:: STATED GOAL ::
Look over the lines below. Report each one that includes the string "انظر".
:: ITEMS
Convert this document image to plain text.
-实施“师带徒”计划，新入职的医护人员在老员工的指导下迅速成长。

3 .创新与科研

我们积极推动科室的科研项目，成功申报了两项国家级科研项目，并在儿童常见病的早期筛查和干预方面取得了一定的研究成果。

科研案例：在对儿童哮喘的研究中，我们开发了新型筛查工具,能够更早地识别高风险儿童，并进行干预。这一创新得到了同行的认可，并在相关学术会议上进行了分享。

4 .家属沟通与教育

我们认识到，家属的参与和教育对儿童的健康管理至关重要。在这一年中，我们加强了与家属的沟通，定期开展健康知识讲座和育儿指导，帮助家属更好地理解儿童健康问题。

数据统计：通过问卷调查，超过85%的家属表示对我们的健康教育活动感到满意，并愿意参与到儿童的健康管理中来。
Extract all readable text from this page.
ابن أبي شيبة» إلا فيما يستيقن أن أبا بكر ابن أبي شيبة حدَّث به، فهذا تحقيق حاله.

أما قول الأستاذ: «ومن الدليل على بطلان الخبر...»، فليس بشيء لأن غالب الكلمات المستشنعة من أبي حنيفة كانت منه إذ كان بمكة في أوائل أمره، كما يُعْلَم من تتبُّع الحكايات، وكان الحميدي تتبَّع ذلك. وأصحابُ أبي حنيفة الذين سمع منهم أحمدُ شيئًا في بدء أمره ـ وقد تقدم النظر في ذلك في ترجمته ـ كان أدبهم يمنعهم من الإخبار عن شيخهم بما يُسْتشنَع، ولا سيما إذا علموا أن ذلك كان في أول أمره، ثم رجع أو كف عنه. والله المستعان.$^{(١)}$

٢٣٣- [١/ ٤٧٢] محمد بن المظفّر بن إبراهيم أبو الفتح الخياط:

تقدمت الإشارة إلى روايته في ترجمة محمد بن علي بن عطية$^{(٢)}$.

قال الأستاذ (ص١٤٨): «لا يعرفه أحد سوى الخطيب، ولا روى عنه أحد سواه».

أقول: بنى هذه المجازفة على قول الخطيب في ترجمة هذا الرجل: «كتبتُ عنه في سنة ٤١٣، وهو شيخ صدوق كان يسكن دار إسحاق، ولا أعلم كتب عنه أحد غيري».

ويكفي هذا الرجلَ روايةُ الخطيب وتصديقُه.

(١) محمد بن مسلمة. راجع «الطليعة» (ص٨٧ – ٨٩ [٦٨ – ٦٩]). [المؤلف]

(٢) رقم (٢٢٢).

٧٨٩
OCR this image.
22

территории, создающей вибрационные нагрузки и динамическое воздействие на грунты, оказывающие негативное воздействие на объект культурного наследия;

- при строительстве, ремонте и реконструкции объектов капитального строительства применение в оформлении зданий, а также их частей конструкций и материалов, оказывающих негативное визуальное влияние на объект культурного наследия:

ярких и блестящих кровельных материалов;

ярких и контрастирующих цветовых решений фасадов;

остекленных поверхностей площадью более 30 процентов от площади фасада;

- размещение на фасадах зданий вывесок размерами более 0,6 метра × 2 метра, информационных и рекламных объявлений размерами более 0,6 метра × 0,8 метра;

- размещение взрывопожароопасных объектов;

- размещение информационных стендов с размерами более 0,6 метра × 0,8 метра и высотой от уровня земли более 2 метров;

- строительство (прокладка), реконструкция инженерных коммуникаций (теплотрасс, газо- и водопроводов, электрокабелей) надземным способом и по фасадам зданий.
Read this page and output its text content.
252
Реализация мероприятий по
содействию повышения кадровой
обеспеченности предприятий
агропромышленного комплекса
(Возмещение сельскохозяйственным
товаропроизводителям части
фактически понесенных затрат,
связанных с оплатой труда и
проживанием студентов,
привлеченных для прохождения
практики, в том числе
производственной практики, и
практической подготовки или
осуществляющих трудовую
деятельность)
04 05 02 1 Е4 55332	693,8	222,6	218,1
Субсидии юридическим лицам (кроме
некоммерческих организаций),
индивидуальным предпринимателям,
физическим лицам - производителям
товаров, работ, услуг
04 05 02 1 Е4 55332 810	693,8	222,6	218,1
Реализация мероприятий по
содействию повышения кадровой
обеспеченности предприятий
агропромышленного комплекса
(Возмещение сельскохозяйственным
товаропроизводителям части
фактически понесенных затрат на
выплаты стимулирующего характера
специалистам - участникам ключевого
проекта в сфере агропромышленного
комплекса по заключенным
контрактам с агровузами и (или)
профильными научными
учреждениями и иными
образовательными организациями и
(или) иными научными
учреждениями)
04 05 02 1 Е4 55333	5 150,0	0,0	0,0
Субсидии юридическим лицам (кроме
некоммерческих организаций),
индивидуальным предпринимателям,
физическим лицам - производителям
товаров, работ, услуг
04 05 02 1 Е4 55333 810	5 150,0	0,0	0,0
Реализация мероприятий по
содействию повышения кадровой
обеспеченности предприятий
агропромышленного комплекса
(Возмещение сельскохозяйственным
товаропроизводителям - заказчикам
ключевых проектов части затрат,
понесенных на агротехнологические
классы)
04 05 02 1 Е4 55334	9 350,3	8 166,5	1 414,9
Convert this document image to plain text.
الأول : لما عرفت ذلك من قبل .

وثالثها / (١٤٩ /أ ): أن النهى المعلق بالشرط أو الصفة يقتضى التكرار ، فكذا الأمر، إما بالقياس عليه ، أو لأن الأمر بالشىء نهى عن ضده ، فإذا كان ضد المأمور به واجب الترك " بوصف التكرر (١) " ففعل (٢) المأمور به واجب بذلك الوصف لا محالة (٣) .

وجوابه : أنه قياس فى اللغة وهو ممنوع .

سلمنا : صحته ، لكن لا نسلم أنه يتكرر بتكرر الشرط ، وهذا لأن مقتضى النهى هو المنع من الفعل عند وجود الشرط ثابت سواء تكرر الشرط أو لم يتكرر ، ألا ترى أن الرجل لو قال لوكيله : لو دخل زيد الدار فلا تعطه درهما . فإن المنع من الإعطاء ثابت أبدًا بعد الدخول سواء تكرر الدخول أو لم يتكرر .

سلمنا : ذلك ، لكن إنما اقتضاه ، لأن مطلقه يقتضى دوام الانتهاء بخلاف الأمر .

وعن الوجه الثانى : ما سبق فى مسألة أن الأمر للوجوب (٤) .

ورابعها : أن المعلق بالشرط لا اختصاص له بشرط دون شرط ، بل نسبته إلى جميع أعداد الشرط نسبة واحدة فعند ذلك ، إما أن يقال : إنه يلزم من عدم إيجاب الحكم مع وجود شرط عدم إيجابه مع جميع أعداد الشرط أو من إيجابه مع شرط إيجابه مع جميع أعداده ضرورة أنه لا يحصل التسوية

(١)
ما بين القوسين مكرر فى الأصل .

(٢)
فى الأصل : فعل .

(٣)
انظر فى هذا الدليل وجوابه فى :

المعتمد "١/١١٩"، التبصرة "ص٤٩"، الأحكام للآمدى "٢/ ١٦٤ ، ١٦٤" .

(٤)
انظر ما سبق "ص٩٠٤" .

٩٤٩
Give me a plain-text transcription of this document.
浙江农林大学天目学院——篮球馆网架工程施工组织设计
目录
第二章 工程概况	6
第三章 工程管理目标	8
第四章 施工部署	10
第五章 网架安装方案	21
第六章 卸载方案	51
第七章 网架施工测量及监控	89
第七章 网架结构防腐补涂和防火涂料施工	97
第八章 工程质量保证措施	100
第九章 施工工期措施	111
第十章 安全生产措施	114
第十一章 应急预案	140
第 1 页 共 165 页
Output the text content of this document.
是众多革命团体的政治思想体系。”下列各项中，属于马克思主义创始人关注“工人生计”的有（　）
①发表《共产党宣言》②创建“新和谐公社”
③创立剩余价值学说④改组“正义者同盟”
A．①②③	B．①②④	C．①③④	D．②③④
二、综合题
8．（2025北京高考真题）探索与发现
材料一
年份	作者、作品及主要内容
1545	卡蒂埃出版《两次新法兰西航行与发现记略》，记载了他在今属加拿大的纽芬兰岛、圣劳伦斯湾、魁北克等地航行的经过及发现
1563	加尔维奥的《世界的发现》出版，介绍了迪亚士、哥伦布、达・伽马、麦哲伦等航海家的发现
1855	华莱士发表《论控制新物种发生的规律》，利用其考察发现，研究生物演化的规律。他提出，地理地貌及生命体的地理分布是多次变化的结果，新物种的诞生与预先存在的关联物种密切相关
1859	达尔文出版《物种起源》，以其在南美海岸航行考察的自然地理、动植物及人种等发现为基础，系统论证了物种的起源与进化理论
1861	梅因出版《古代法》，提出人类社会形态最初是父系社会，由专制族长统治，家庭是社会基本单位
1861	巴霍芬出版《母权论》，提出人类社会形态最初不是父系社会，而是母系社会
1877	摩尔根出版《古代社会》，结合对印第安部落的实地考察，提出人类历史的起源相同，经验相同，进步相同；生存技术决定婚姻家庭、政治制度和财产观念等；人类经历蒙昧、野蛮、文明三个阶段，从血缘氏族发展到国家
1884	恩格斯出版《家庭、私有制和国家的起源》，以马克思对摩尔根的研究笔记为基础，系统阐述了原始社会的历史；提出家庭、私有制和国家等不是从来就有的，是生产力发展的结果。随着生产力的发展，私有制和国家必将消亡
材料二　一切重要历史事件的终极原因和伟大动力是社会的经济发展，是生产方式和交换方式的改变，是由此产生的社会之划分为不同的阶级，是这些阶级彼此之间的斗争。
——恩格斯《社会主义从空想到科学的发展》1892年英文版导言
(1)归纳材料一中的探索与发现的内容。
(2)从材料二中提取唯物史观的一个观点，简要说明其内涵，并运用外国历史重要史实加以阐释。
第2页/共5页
::::
:: ANSWER BELOW ::
انظر فى هذا الدليل وجوابه فى :
انظر ما سبق "ص٩٠٤" .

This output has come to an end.